What the task requires — Return every record exactly as written.

Figure record listings:
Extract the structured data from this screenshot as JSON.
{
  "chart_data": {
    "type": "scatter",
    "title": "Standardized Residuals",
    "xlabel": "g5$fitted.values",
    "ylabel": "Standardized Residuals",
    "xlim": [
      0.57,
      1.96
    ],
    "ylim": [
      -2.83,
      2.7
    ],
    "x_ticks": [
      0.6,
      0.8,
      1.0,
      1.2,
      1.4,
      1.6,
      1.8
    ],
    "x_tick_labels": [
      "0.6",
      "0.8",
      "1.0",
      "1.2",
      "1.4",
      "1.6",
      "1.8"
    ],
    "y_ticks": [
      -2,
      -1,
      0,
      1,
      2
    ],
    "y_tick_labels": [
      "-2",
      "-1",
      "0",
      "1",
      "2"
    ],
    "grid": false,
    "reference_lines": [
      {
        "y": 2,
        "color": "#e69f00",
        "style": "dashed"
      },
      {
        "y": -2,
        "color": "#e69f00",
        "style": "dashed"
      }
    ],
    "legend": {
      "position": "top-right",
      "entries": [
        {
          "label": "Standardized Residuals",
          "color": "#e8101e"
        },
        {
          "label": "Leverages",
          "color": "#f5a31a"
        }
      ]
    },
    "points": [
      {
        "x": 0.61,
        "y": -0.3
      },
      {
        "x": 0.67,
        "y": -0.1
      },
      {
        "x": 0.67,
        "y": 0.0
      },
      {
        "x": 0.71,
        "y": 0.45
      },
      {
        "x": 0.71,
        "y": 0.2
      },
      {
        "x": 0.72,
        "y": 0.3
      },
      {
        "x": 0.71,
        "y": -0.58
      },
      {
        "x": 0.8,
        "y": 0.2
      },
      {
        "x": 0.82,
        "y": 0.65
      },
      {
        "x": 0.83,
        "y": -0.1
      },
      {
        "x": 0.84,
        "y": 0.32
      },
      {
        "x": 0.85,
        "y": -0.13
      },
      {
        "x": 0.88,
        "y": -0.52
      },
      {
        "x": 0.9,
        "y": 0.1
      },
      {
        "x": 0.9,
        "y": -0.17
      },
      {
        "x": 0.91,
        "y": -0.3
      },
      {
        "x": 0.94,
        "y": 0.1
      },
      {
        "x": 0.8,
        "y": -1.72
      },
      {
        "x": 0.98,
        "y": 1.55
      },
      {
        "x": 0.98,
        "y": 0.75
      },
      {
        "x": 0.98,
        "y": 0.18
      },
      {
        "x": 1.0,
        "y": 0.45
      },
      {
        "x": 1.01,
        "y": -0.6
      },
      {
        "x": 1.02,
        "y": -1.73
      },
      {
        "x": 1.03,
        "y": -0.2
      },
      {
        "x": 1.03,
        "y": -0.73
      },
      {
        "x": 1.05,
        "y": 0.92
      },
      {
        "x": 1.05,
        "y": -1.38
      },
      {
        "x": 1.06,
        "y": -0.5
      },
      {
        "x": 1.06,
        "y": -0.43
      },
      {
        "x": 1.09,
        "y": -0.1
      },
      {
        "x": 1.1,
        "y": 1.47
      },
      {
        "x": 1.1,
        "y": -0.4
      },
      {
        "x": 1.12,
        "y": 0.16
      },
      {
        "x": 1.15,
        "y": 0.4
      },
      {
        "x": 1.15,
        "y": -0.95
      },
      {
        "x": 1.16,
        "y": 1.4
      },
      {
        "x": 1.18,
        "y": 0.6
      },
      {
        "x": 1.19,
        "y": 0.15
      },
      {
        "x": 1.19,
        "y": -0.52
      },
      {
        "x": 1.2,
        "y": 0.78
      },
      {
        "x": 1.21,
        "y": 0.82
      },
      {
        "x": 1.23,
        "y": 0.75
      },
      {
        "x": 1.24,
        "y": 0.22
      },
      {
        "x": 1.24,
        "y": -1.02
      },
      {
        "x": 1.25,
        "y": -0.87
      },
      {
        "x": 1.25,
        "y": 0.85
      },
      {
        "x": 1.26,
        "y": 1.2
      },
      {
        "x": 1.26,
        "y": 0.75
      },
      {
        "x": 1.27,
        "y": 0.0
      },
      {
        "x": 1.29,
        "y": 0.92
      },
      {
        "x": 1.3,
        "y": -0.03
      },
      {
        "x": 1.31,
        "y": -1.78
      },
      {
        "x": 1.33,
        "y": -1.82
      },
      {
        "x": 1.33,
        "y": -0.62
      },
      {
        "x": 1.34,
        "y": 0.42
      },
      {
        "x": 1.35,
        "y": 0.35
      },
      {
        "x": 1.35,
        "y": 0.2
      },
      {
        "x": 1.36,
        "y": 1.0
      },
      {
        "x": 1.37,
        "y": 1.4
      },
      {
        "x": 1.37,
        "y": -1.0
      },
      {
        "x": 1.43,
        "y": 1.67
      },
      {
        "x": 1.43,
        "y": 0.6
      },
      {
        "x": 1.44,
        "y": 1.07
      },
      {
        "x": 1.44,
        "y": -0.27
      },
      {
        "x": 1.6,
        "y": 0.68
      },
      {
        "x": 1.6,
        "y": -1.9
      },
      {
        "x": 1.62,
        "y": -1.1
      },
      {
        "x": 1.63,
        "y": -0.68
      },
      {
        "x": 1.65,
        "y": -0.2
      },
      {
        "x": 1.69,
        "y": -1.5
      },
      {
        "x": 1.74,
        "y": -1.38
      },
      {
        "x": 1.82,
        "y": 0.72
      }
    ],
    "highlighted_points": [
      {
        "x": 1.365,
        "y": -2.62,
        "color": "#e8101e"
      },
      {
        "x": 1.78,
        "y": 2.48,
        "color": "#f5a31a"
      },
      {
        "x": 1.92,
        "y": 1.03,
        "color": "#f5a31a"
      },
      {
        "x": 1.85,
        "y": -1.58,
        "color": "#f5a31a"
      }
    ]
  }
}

Exercise result —
Extract the structured data from this screenshot as JSON.
{
  "chart_data": {
    "type": "scatter",
    "title": "Standardized Residuals",
    "xlabel": "g5$fitted.values",
    "ylabel": "Standardized Residuals",
    "xlim": [
      0.57,
      1.96
    ],
    "ylim": [
      -2.83,
      2.7
    ],
    "x_ticks": [
      0.6,
      0.8,
      1.0,
      1.2,
      1.4,
      1.6,
      1.8
    ],
    "x_tick_labels": [
      "0.6",
      "0.8",
      "1.0",
      "1.2",
      "1.4",
      "1.6",
      "1.8"
    ],
    "y_ticks": [
      -2,
      -1,
      0,
      1,
      2
    ],
    "y_tick_labels": [
      "-2",
      "-1",
      "0",
      "1",
      "2"
    ],
    "grid": false,
    "reference_lines": [
      {
        "y": 2,
        "color": "#e69f00",
        "style": "dashed"
      },
      {
        "y": -2,
        "color": "#e69f00",
        "style": "dashed"
      }
    ],
    "legend": {
      "position": "top-right",
      "entries": [
        {
          "label": "Standardized Residuals",
          "color": "#e8101e"
        },
        {
          "label": "Leverages",
          "color": "#f5a31a"
        }
      ]
    },
    "points": [
      {
        "x": 0.61,
        "y": -0.3
      },
      {
        "x": 0.67,
        "y": -0.1
      },
      {
        "x": 0.67,
        "y": 0.0
      },
      {
        "x": 0.71,
        "y": 0.45
      },
      {
        "x": 0.71,
        "y": 0.2
      },
      {
        "x": 0.72,
        "y": 0.3
      },
      {
        "x": 0.71,
        "y": -0.58
      },
      {
        "x": 0.8,
        "y": 0.2
      },
      {
        "x": 0.82,
        "y": 0.65
      },
      {
        "x": 0.83,
        "y": -0.1
      },
      {
        "x": 0.84,
        "y": 0.32
      },
      {
        "x": 0.85,
        "y": -0.13
      },
      {
        "x": 0.88,
        "y": -0.52
      },
      {
        "x": 0.9,
        "y": 0.1
      },
      {
        "x": 0.9,
        "y": -0.17
      },
      {
        "x": 0.91,
        "y": -0.3
      },
      {
        "x": 0.94,
        "y": 0.1
      },
      {
        "x": 0.8,
        "y": -1.72
      },
      {
        "x": 0.98,
        "y": 1.55
      },
      {
        "x": 0.98,
        "y": 0.75
      },
      {
        "x": 0.98,
        "y": 0.18
      },
      {
        "x": 1.0,
        "y": 0.45
      },
      {
        "x": 1.01,
        "y": -0.6
      },
      {
        "x": 1.02,
        "y": -1.73
      },
      {
        "x": 1.03,
        "y": -0.2
      },
      {
        "x": 1.03,
        "y": -0.73
      },
      {
        "x": 1.05,
        "y": 0.92
      },
      {
        "x": 1.05,
        "y": -1.38
      },
      {
        "x": 1.06,
        "y": -0.5
      },
      {
        "x": 1.06,
        "y": -0.43
      },
      {
        "x": 1.09,
        "y": -0.1
      },
      {
        "x": 1.1,
        "y": 1.47
      },
      {
        "x": 1.1,
        "y": -0.4
      },
      {
        "x": 1.12,
        "y": 0.16
      },
      {
        "x": 1.15,
        "y": 0.4
      },
      {
        "x": 1.15,
        "y": -0.95
      },
      {
        "x": 1.16,
        "y": 1.4
      },
      {
        "x": 1.18,
        "y": 0.6
      },
      {
        "x": 1.19,
        "y": 0.15
      },
      {
        "x": 1.19,
        "y": -0.52
      },
      {
        "x": 1.2,
        "y": 0.78
      },
      {
        "x": 1.21,
        "y": 0.82
      },
      {
        "x": 1.23,
        "y": 0.75
      },
      {
        "x": 1.24,
        "y": 0.22
      },
      {
        "x": 1.24,
        "y": -1.02
      },
      {
        "x": 1.25,
        "y": -0.87
      },
      {
        "x": 1.25,
        "y": 0.85
      },
      {
        "x": 1.26,
        "y": 1.2
      },
      {
        "x": 1.26,
        "y": 0.75
      },
      {
        "x": 1.27,
        "y": 0.0
      },
      {
        "x": 1.29,
        "y": 0.92
      },
      {
        "x": 1.3,
        "y": -0.03
      },
      {
        "x": 1.31,
        "y": -1.78
      },
      {
        "x": 1.33,
        "y": -1.82
      },
      {
        "x": 1.33,
        "y": -0.62
      },
      {
        "x": 1.34,
        "y": 0.42
      },
      {
        "x": 1.35,
        "y": 0.35
      },
      {
        "x": 1.35,
        "y": 0.2
      },
      {
        "x": 1.36,
        "y": 1.0
      },
      {
        "x": 1.37,
        "y": 1.4
      },
      {
        "x": 1.37,
        "y": -1.0
      },
      {
        "x": 1.43,
        "y": 1.67
      },
      {
        "x": 1.43,
        "y": 0.6
      },
      {
        "x": 1.44,
        "y": 1.07
      },
      {
        "x": 1.44,
        "y": -0.27
      },
      {
        "x": 1.6,
        "y": 0.68
      },
      {
        "x": 1.6,
        "y": -1.9
      },
      {
        "x": 1.62,
        "y": -1.1
      },
      {
        "x": 1.63,
        "y": -0.68
      },
      {
        "x": 1.65,
        "y": -0.2
      },
      {
        "x": 1.69,
        "y": -1.5
      },
      {
        "x": 1.74,
        "y": -1.38
      },
      {
        "x": 1.82,
        "y": 0.72
      }
    ],
    "highlighted_points": [
      {
        "x": 1.365,
        "y": -2.62,
        "color": "#e8101e"
      },
      {
        "x": 1.78,
        "y": 2.48,
        "color": "#f5a31a"
      },
      {
        "x": 1.92,
        "y": 1.03,
        "color": "#f5a31a"
      },
      {
        "x": 1.85,
        "y": -1.58,
        "color": "#f5a31a"
      }
    ]
  }
}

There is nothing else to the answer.